AIM —
Can you retype every record below exactly as written?

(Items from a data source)
++++++

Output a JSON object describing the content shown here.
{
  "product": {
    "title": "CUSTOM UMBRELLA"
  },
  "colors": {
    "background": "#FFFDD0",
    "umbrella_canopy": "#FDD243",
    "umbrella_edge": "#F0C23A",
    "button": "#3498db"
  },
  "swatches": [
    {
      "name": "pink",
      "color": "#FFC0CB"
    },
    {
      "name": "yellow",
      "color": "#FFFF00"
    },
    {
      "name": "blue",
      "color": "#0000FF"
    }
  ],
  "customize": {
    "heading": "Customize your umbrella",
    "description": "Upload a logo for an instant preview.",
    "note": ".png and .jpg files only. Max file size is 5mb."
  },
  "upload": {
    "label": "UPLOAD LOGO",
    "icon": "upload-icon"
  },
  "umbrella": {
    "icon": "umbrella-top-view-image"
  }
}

++++++

FINISHED TASK —
Output a JSON object describing the content shown here.
{
  "product": {
    "title": "CUSTOM UMBRELLA"
  },
  "colors": {
    "background": "#FFFDD0",
    "umbrella_canopy": "#FDD243",
    "umbrella_edge": "#F0C23A",
    "button": "#3498db"
  },
  "swatches": [
    {
      "name": "pink",
      "color": "#FFC0CB"
    },
    {
      "name": "yellow",
      "color": "#FFFF00"
    },
    {
      "name": "blue",
      "color": "#0000FF"
    }
  ],
  "customize": {
    "heading": "Customize your umbrella",
    "description": "Upload a logo for an instant preview.",
    "note": ".png and .jpg files only. Max file size is 5mb."
  },
  "upload": {
    "label": "UPLOAD LOGO",
    "icon": "upload-icon"
  },
  "umbrella": {
    "icon": "umbrella-top-view-image"
  }
}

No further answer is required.